Data for the task
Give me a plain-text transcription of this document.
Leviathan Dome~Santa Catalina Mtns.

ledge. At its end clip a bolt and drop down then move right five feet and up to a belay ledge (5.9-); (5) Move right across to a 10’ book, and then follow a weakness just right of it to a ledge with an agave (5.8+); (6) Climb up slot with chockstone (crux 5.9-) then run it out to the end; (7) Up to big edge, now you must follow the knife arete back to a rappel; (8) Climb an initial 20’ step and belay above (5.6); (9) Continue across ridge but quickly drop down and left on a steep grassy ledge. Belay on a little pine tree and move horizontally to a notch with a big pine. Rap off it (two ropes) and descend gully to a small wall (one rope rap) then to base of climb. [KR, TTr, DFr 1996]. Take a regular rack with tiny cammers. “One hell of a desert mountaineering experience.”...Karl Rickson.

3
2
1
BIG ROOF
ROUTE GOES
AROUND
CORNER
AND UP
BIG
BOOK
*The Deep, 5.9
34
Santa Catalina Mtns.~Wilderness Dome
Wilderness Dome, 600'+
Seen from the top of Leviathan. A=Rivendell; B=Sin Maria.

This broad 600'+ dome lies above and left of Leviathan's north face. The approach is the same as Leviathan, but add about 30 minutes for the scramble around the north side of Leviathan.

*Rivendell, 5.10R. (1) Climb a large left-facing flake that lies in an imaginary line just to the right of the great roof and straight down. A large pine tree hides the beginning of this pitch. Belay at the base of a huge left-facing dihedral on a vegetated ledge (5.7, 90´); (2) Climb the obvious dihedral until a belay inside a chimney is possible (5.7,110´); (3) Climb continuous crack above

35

Your task
Repeat each record exactly. Omit nothing.

Written answer
Give me a plain-text transcription of this document.
Leviathan Dome~Santa Catalina Mtns.

ledge. At its end clip a bolt and drop down then move right five feet and up to a belay ledge (5.9-); (5) Move right across to a 10’ book, and then follow a weakness just right of it to a ledge with an agave (5.8+); (6) Climb up slot with chockstone (crux 5.9-) then run it out to the end; (7) Up to big edge, now you must follow the knife arete back to a rappel; (8) Climb an initial 20’ step and belay above (5.6); (9) Continue across ridge but quickly drop down and left on a steep grassy ledge. Belay on a little pine tree and move horizontally to a notch with a big pine. Rap off it (two ropes) and descend gully to a small wall (one rope rap) then to base of climb. [KR, TTr, DFr 1996]. Take a regular rack with tiny cammers. “One hell of a desert mountaineering experience.”...Karl Rickson.

3
2
1
BIG ROOF
ROUTE GOES
AROUND
CORNER
AND UP
BIG
BOOK
*The Deep, 5.9
34
Santa Catalina Mtns.~Wilderness Dome
Wilderness Dome, 600'+
Seen from the top of Leviathan. A=Rivendell; B=Sin Maria.

This broad 600'+ dome lies above and left of Leviathan's north face. The approach is the same as Leviathan, but add about 30 minutes for the scramble around the north side of Leviathan.

*Rivendell, 5.10R. (1) Climb a large left-facing flake that lies in an imaginary line just to the right of the great roof and straight down. A large pine tree hides the beginning of this pitch. Belay at the base of a huge left-facing dihedral on a vegetated ledge (5.7, 90´); (2) Climb the obvious dihedral until a belay inside a chimney is possible (5.7,110´); (3) Climb continuous crack above

35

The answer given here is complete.